Exercise brief:
All of the records below should be output exactly.

Data provided:
++++++

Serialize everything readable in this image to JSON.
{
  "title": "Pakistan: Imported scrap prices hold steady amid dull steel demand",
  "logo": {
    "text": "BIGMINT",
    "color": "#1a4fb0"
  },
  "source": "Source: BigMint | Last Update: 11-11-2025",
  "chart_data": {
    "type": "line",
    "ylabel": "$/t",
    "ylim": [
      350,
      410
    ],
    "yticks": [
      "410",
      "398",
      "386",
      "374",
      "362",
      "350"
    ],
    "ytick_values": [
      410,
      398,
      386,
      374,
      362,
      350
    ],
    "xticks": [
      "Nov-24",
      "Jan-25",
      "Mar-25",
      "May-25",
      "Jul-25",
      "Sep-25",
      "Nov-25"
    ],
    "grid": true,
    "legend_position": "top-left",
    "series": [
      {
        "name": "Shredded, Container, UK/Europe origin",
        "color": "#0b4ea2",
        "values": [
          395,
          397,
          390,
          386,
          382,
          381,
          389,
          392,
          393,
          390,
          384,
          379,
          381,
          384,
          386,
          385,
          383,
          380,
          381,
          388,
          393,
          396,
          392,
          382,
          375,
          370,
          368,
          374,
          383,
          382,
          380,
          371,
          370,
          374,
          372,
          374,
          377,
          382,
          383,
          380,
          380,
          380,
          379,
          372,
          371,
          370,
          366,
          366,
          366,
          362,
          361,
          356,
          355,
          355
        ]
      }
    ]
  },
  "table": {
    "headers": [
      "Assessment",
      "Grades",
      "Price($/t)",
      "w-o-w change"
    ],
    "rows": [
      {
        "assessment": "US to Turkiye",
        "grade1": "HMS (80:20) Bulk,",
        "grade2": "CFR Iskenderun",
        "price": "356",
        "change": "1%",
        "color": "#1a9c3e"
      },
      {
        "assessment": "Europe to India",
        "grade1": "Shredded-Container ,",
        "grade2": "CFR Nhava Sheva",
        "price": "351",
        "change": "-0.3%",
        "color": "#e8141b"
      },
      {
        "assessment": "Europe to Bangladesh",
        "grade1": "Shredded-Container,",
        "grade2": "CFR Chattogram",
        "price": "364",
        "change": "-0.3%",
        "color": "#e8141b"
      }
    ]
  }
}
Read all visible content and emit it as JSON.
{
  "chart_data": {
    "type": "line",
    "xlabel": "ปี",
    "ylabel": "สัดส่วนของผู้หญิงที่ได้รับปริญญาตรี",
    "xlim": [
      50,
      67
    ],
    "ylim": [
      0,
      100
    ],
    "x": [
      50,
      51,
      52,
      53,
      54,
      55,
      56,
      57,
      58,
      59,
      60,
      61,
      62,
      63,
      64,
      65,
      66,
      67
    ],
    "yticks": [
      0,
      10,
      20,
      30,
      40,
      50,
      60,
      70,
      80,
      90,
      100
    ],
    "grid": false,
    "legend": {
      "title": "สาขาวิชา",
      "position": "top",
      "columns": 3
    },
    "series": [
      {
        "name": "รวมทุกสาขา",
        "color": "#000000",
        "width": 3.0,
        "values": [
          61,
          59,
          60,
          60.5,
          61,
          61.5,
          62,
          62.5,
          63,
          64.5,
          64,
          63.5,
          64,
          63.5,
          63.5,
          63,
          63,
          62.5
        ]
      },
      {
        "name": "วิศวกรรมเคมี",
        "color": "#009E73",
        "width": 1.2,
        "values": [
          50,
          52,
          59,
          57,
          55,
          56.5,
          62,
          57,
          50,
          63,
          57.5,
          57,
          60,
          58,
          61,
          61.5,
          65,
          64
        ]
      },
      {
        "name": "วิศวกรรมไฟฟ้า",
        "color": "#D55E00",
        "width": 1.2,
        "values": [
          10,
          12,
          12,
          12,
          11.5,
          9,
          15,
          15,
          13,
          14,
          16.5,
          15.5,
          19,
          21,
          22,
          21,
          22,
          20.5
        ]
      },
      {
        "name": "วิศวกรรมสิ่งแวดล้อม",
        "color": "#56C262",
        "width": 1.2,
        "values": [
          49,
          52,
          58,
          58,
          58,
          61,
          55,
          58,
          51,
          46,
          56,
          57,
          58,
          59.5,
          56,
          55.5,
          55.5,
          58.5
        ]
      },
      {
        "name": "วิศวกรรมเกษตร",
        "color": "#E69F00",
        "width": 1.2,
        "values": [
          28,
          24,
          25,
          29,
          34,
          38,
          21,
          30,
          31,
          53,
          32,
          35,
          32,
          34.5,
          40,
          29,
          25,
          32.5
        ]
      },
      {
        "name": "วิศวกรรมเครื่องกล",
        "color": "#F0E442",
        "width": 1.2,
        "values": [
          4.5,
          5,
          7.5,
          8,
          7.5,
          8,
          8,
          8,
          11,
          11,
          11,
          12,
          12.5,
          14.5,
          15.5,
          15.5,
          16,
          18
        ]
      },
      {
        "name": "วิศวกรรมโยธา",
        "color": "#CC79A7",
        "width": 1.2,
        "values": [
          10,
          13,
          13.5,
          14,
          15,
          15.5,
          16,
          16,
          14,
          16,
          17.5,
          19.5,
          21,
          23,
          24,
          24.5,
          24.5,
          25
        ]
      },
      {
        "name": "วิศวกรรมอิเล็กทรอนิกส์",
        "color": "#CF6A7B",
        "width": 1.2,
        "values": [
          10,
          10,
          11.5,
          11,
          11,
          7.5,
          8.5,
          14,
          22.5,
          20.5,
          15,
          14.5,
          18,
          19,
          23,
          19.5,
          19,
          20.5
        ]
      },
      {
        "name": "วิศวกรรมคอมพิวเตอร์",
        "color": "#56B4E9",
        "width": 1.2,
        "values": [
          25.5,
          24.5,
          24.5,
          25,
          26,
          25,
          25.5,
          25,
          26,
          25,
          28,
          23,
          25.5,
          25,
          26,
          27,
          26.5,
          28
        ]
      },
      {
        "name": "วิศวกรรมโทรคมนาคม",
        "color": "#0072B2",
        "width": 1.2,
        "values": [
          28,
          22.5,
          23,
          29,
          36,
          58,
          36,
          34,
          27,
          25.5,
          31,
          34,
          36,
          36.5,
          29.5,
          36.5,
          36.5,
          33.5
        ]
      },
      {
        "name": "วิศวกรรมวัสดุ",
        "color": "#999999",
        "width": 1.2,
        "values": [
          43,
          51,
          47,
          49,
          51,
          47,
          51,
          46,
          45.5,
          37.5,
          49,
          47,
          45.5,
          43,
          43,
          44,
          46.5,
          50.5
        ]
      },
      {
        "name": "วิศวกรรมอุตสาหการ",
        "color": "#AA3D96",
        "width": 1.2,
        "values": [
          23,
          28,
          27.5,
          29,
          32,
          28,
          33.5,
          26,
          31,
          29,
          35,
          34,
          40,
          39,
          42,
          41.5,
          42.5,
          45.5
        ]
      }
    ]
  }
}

++++++

Response below:
Serialize everything readable in this image to JSON.
{
  "title": "Pakistan: Imported scrap prices hold steady amid dull steel demand",
  "logo": {
    "text": "BIGMINT",
    "color": "#1a4fb0"
  },
  "source": "Source: BigMint | Last Update: 11-11-2025",
  "chart_data": {
    "type": "line",
    "ylabel": "$/t",
    "ylim": [
      350,
      410
    ],
    "yticks": [
      "410",
      "398",
      "386",
      "374",
      "362",
      "350"
    ],
    "ytick_values": [
      410,
      398,
      386,
      374,
      362,
      350
    ],
    "xticks": [
      "Nov-24",
      "Jan-25",
      "Mar-25",
      "May-25",
      "Jul-25",
      "Sep-25",
      "Nov-25"
    ],
    "grid": true,
    "legend_position": "top-left",
    "series": [
      {
        "name": "Shredded, Container, UK/Europe origin",
        "color": "#0b4ea2",
        "values": [
          395,
          397,
          390,
          386,
          382,
          381,
          389,
          392,
          393,
          390,
          384,
          379,
          381,
          384,
          386,
          385,
          383,
          380,
          381,
          388,
          393,
          396,
          392,
          382,
          375,
          370,
          368,
          374,
          383,
          382,
          380,
          371,
          370,
          374,
          372,
          374,
          377,
          382,
          383,
          380,
          380,
          380,
          379,
          372,
          371,
          370,
          366,
          366,
          366,
          362,
          361,
          356,
          355,
          355
        ]
      }
    ]
  },
  "table": {
    "headers": [
      "Assessment",
      "Grades",
      "Price($/t)",
      "w-o-w change"
    ],
    "rows": [
      {
        "assessment": "US to Turkiye",
        "grade1": "HMS (80:20) Bulk,",
        "grade2": "CFR Iskenderun",
        "price": "356",
        "change": "1%",
        "color": "#1a9c3e"
      },
      {
        "assessment": "Europe to India",
        "grade1": "Shredded-Container ,",
        "grade2": "CFR Nhava Sheva",
        "price": "351",
        "change": "-0.3%",
        "color": "#e8141b"
      },
      {
        "assessment": "Europe to Bangladesh",
        "grade1": "Shredded-Container,",
        "grade2": "CFR Chattogram",
        "price": "364",
        "change": "-0.3%",
        "color": "#e8141b"
      }
    ]
  }
}
Read all visible content and emit it as JSON.
{
  "chart_data": {
    "type": "line",
    "xlabel": "ปี",
    "ylabel": "สัดส่วนของผู้หญิงที่ได้รับปริญญาตรี",
    "xlim": [
      50,
      67
    ],
    "ylim": [
      0,
      100
    ],
    "x": [
      50,
      51,
      52,
      53,
      54,
      55,
      56,
      57,
      58,
      59,
      60,
      61,
      62,
      63,
      64,
      65,
      66,
      67
    ],
    "yticks": [
      0,
      10,
      20,
      30,
      40,
      50,
      60,
      70,
      80,
      90,
      100
    ],
    "grid": false,
    "legend": {
      "title": "สาขาวิชา",
      "position": "top",
      "columns": 3
    },
    "series": [
      {
        "name": "รวมทุกสาขา",
        "color": "#000000",
        "width": 3.0,
        "values": [
          61,
          59,
          60,
          60.5,
          61,
          61.5,
          62,
          62.5,
          63,
          64.5,
          64,
          63.5,
          64,
          63.5,
          63.5,
          63,
          63,
          62.5
        ]
      },
      {
        "name": "วิศวกรรมเคมี",
        "color": "#009E73",
        "width": 1.2,
        "values": [
          50,
          52,
          59,
          57,
          55,
          56.5,
          62,
          57,
          50,
          63,
          57.5,
          57,
          60,
          58,
          61,
          61.5,
          65,
          64
        ]
      },
      {
        "name": "วิศวกรรมไฟฟ้า",
        "color": "#D55E00",
        "width": 1.2,
        "values": [
          10,
          12,
          12,
          12,
          11.5,
          9,
          15,
          15,
          13,
          14,
          16.5,
          15.5,
          19,
          21,
          22,
          21,
          22,
          20.5
        ]
      },
      {
        "name": "วิศวกรรมสิ่งแวดล้อม",
        "color": "#56C262",
        "width": 1.2,
        "values": [
          49,
          52,
          58,
          58,
          58,
          61,
          55,
          58,
          51,
          46,
          56,
          57,
          58,
          59.5,
          56,
          55.5,
          55.5,
          58.5
        ]
      },
      {
        "name": "วิศวกรรมเกษตร",
        "color": "#E69F00",
        "width": 1.2,
        "values": [
          28,
          24,
          25,
          29,
          34,
          38,
          21,
          30,
          31,
          53,
          32,
          35,
          32,
          34.5,
          40,
          29,
          25,
          32.5
        ]
      },
      {
        "name": "วิศวกรรมเครื่องกล",
        "color": "#F0E442",
        "width": 1.2,
        "values": [
          4.5,
          5,
          7.5,
          8,
          7.5,
          8,
          8,
          8,
          11,
          11,
          11,
          12,
          12.5,
          14.5,
          15.5,
          15.5,
          16,
          18
        ]
      },
      {
        "name": "วิศวกรรมโยธา",
        "color": "#CC79A7",
        "width": 1.2,
        "values": [
          10,
          13,
          13.5,
          14,
          15,
          15.5,
          16,
          16,
          14,
          16,
          17.5,
          19.5,
          21,
          23,
          24,
          24.5,
          24.5,
          25
        ]
      },
      {
        "name": "วิศวกรรมอิเล็กทรอนิกส์",
        "color": "#CF6A7B",
        "width": 1.2,
        "values": [
          10,
          10,
          11.5,
          11,
          11,
          7.5,
          8.5,
          14,
          22.5,
          20.5,
          15,
          14.5,
          18,
          19,
          23,
          19.5,
          19,
          20.5
        ]
      },
      {
        "name": "วิศวกรรมคอมพิวเตอร์",
        "color": "#56B4E9",
        "width": 1.2,
        "values": [
          25.5,
          24.5,
          24.5,
          25,
          26,
          25,
          25.5,
          25,
          26,
          25,
          28,
          23,
          25.5,
          25,
          26,
          27,
          26.5,
          28
        ]
      },
      {
        "name": "วิศวกรรมโทรคมนาคม",
        "color": "#0072B2",
        "width": 1.2,
        "values": [
          28,
          22.5,
          23,
          29,
          36,
          58,
          36,
          34,
          27,
          25.5,
          31,
          34,
          36,
          36.5,
          29.5,
          36.5,
          36.5,
          33.5
        ]
      },
      {
        "name": "วิศวกรรมวัสดุ",
        "color": "#999999",
        "width": 1.2,
        "values": [
          43,
          51,
          47,
          49,
          51,
          47,
          51,
          46,
          45.5,
          37.5,
          49,
          47,
          45.5,
          43,
          43,
          44,
          46.5,
          50.5
        ]
      },
      {
        "name": "วิศวกรรมอุตสาหการ",
        "color": "#AA3D96",
        "width": 1.2,
        "values": [
          23,
          28,
          27.5,
          29,
          32,
          28,
          33.5,
          26,
          31,
          29,
          35,
          34,
          40,
          39,
          42,
          41.5,
          42.5,
          45.5
        ]
      }
    ]
  }
}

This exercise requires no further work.